* Begin Task material *

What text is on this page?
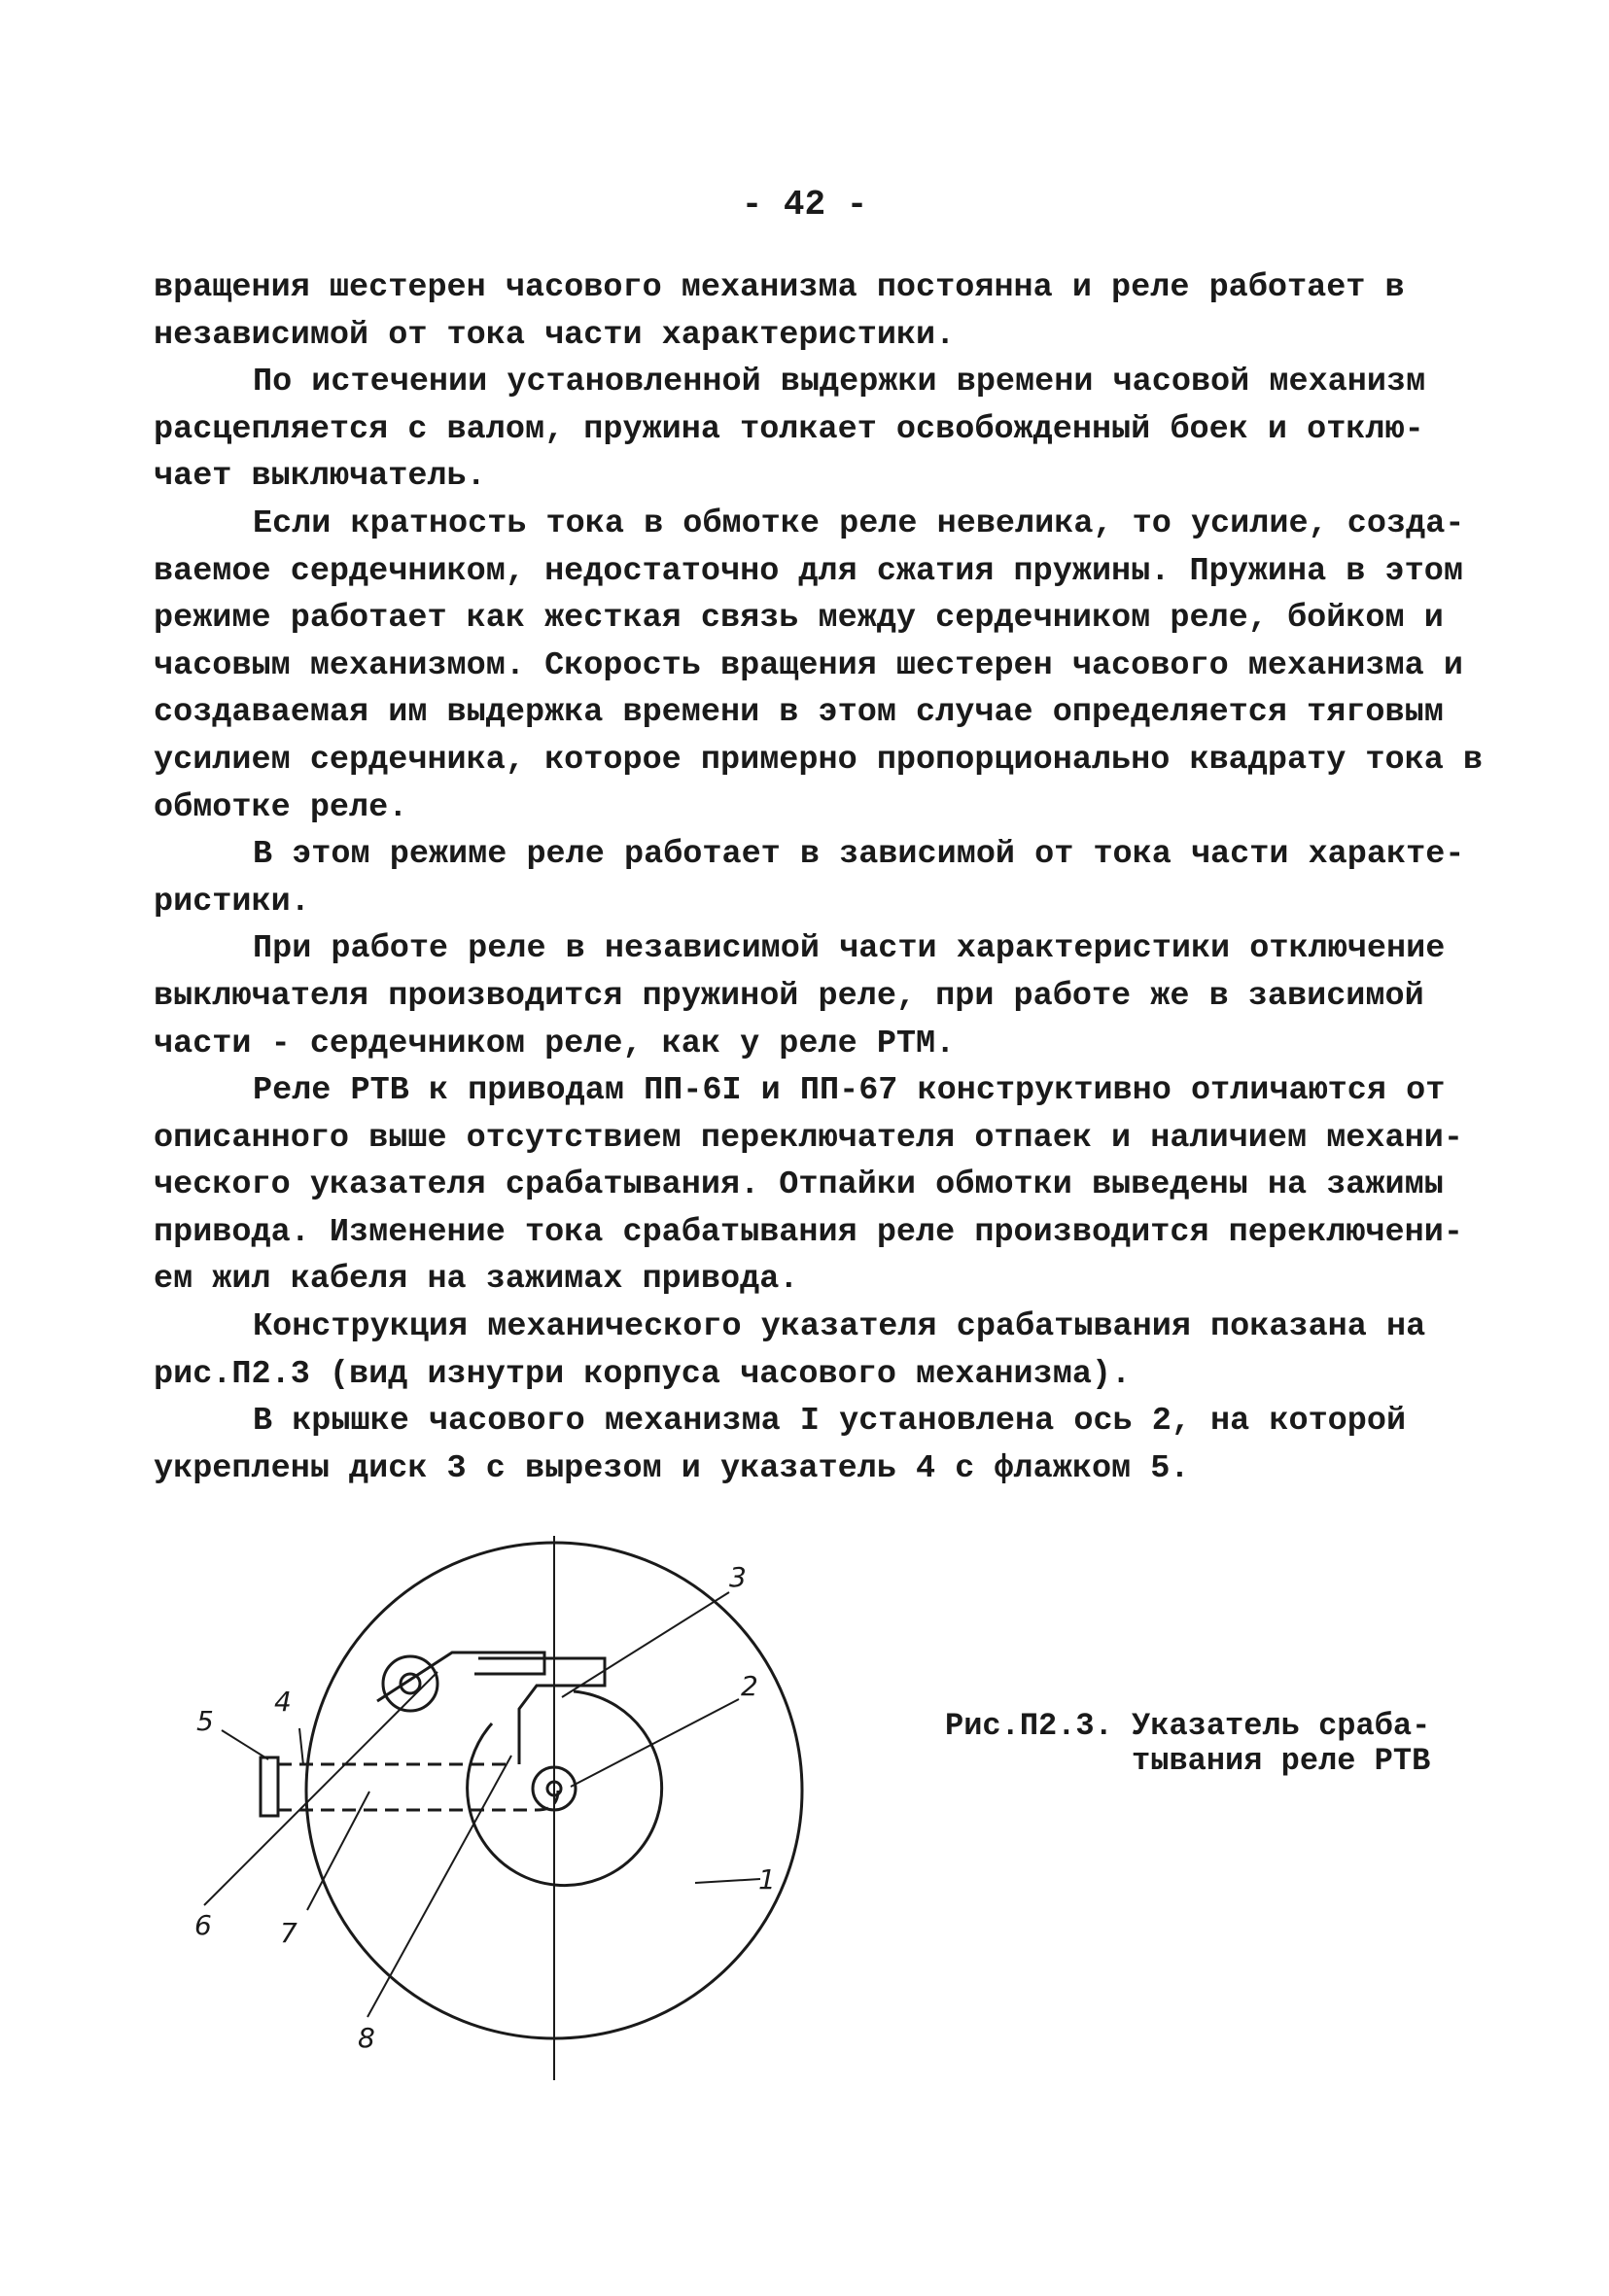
- 42 -

вращения шестерен часового механизма постоянна и реле работает в
независимой от тока части характеристики.

По истечении установленной выдержки времени часовой механизм
расцепляется с валом, пружина толкает освобожденный боек и отклю-
чает выключатель.

Если кратность тока в обмотке реле невелика, то усилие, созда-
ваемое сердечником, недостаточно для сжатия пружины. Пружина в этом
режиме работает как жесткая связь между сердечником реле, бойком и
часовым механизмом. Скорость вращения шестерен часового механизма и
создаваемая им выдержка времени в этом случае определяется тяговым
усилием сердечника, которое примерно пропорционально квадрату тока в
обмотке реле.

В этом режиме реле работает в зависимой от тока части характе-
ристики.

При работе реле в независимой части характеристики отключение
выключателя производится пружиной реле, при работе же в зависимой
части - сердечником реле, как у реле РТМ.

Реле РТВ к приводам ПП-6I и ПП-67 конструктивно отличаются от
описанного выше отсутствием переключателя отпаек и наличием механи-
ческого указателя срабатывания. Отпайки обмотки выведены на зажимы
привода. Изменение тока срабатывания реле производится переключени-
ем жил кабеля на зажимах привода.

Конструкция механического указателя срабатывания показана на
рис.П2.3 (вид изнутри корпуса часового механизма).

В крышке часового механизма I установлена ось 2, на которой
укреплены диск 3 с вырезом и указатель 4 с флажком 5.

1
2
3
4
5
6	7
8
Рис.П2.3. Указатель сраба-
тывания реле РТВ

* End Task material *

• [Given exercise]:
Transcribe the records above exactly, omitting every picture they contain.

• [Task output]:
What text is on this page?
- 42 -

вращения шестерен часового механизма постоянна и реле работает в
независимой от тока части характеристики.

По истечении установленной выдержки времени часовой механизм
расцепляется с валом, пружина толкает освобожденный боек и отклю-
чает выключатель.

Если кратность тока в обмотке реле невелика, то усилие, созда-
ваемое сердечником, недостаточно для сжатия пружины. Пружина в этом
режиме работает как жесткая связь между сердечником реле, бойком и
часовым механизмом. Скорость вращения шестерен часового механизма и
создаваемая им выдержка времени в этом случае определяется тяговым
усилием сердечника, которое примерно пропорционально квадрату тока в
обмотке реле.

В этом режиме реле работает в зависимой от тока части характе-
ристики.

При работе реле в независимой части характеристики отключение
выключателя производится пружиной реле, при работе же в зависимой
части - сердечником реле, как у реле РТМ.

Реле РТВ к приводам ПП-6I и ПП-67 конструктивно отличаются от
описанного выше отсутствием переключателя отпаек и наличием механи-
ческого указателя срабатывания. Отпайки обмотки выведены на зажимы
привода. Изменение тока срабатывания реле производится переключени-
ем жил кабеля на зажимах привода.

Конструкция механического указателя срабатывания показана на
рис.П2.3 (вид изнутри корпуса часового механизма).

В крышке часового механизма I установлена ось 2, на которой
укреплены диск 3 с вырезом и указатель 4 с флажком 5.

1
2
3
4
5
6	7
8
Рис.П2.3. Указатель сраба-
тывания реле РТВ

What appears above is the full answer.